Set exercise: Scan each line of the records for the word "текущем" and extract the ones that have it.

Lines of data
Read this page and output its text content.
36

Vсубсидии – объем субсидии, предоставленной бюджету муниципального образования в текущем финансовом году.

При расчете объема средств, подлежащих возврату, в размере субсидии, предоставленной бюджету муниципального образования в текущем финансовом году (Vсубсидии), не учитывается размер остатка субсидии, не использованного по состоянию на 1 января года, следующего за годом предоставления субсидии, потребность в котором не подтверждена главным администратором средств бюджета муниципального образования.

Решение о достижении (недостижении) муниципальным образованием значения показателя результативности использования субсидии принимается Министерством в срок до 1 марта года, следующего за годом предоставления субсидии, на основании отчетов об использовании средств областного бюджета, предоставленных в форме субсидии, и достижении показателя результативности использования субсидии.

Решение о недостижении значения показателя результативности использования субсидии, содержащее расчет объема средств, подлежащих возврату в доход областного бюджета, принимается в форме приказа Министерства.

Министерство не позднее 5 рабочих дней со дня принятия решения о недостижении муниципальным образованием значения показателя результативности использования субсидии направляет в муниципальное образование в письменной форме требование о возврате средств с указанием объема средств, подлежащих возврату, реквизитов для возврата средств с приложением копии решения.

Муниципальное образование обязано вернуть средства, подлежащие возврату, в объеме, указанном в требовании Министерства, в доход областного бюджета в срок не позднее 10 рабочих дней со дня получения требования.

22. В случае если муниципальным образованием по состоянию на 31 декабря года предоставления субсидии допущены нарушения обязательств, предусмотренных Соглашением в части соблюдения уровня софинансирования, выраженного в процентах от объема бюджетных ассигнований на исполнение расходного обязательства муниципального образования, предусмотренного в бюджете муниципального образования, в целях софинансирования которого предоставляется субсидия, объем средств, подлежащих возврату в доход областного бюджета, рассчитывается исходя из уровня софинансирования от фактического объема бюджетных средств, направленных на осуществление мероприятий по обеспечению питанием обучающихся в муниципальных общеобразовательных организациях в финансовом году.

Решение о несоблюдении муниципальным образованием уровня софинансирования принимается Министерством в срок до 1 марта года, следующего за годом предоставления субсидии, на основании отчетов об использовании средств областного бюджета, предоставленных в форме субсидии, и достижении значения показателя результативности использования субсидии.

Solution to the exercise:
Vсубсидии – объем субсидии, предоставленной бюджету муниципального образования в текущем финансовом году.
При расчете объема средств, подлежащих возврату, в размере субсидии, предоставленной бюджету муниципального образования в текущем финансовом году (Vсубсидии), не учитывается размер остатка субсидии, не использованного по состоянию на 1 января года, следующего за годом предоставления субсидии, потребность в котором не подтверждена главным администратором средств бюджета муниципального образования.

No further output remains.